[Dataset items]
>> Start
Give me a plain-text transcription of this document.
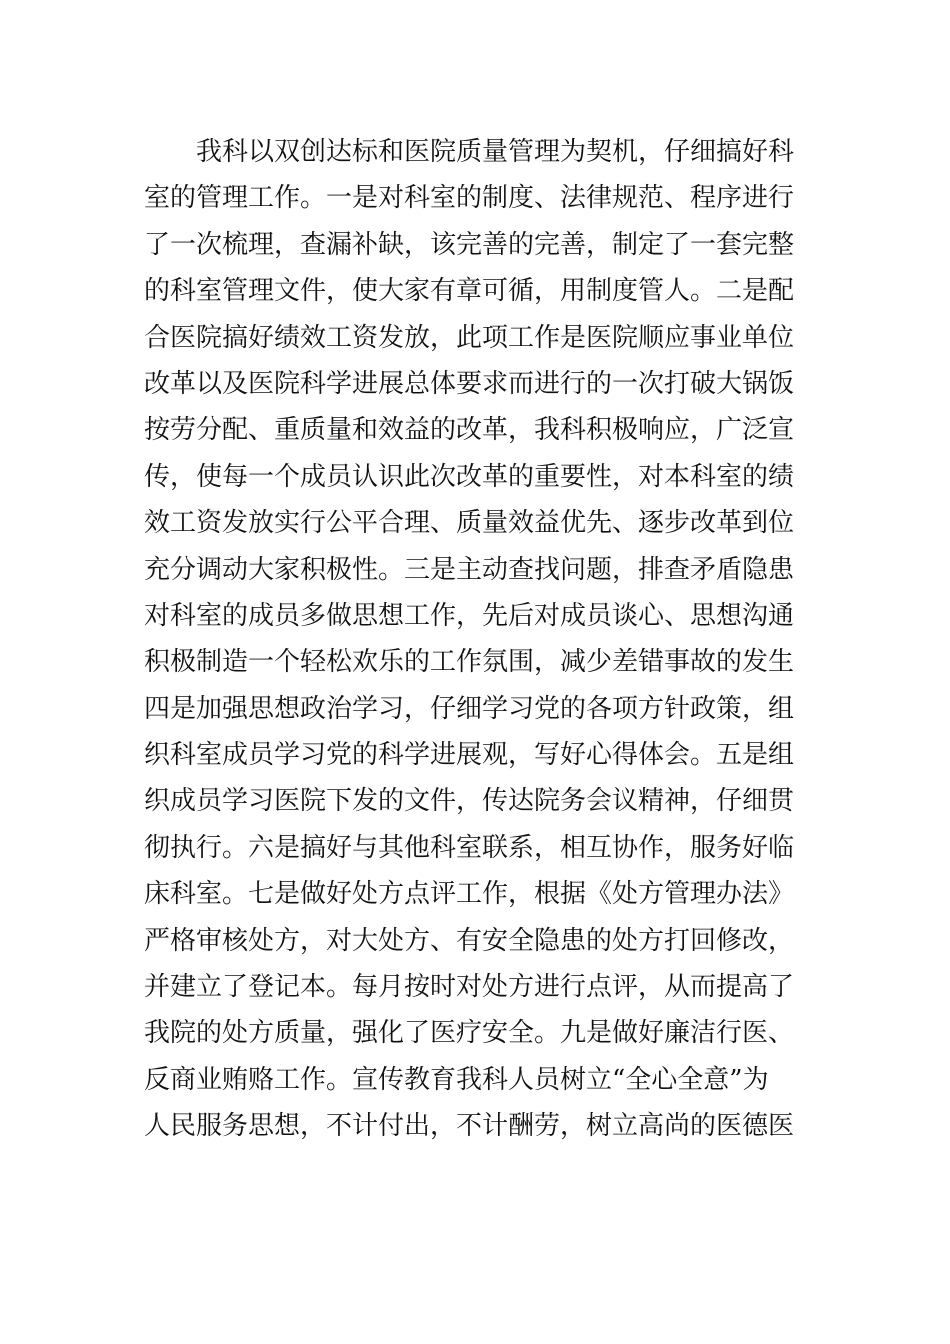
我科以双创达标和医院质量管理为契机，仔细搞好科
室的管理工作。一是对科室的制度、法律规范、程序进行
了一次梳理，查漏补缺，该完善的完善，制定了一套完整
的科室管理文件，使大家有章可循，用制度管人。二是配
合医院搞好绩效工资发放，此项工作是医院顺应事业单位
改革以及医院科学进展总体要求而进行的一次打破大锅饭
按劳分配、重质量和效益的改革，我科积极响应，广泛宣
传，使每一个成员认识此次改革的重要性，对本科室的绩
效工资发放实行公平合理、质量效益优先、逐步改革到位
充分调动大家积极性。三是主动查找问题，排查矛盾隐患
对科室的成员多做思想工作，先后对成员谈心、思想沟通
积极制造一个轻松欢乐的工作氛围，减少差错事故的发生
四是加强思想政治学习，仔细学习党的各项方针政策，组
织科室成员学习党的科学进展观，写好心得体会。五是组
织成员学习医院下发的文件，传达院务会议精神，仔细贯
彻执行。六是搞好与其他科室联系，相互协作，服务好临
床科室。七是做好处方点评工作，根据《处方管理办法》
严格审核处方，对大处方、有安全隐患的处方打回修改，
并建立了登记本。每月按时对处方进行点评，从而提高了
我院的处方质量，强化了医疗安全。九是做好廉洁行医、
反商业贿赂工作。宣传教育我科人员树立“全心全意”为
人民服务思想，不计付出，不计酬劳，树立高尚的医德医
>> End
### [Problem]
What you return should match the records above word for word, minus the pictures.

### [Task response]
Give me a plain-text transcription of this document.
我科以双创达标和医院质量管理为契机，仔细搞好科
室的管理工作。一是对科室的制度、法律规范、程序进行
了一次梳理，查漏补缺，该完善的完善，制定了一套完整
的科室管理文件，使大家有章可循，用制度管人。二是配
合医院搞好绩效工资发放，此项工作是医院顺应事业单位
改革以及医院科学进展总体要求而进行的一次打破大锅饭
按劳分配、重质量和效益的改革，我科积极响应，广泛宣
传，使每一个成员认识此次改革的重要性，对本科室的绩
效工资发放实行公平合理、质量效益优先、逐步改革到位
充分调动大家积极性。三是主动查找问题，排查矛盾隐患
对科室的成员多做思想工作，先后对成员谈心、思想沟通
积极制造一个轻松欢乐的工作氛围，减少差错事故的发生
四是加强思想政治学习，仔细学习党的各项方针政策，组
织科室成员学习党的科学进展观，写好心得体会。五是组
织成员学习医院下发的文件，传达院务会议精神，仔细贯
彻执行。六是搞好与其他科室联系，相互协作，服务好临
床科室。七是做好处方点评工作，根据《处方管理办法》
严格审核处方，对大处方、有安全隐患的处方打回修改，
并建立了登记本。每月按时对处方进行点评，从而提高了
我院的处方质量，强化了医疗安全。九是做好廉洁行医、
反商业贿赂工作。宣传教育我科人员树立“全心全意”为
人民服务思想，不计付出，不计酬劳，树立高尚的医德医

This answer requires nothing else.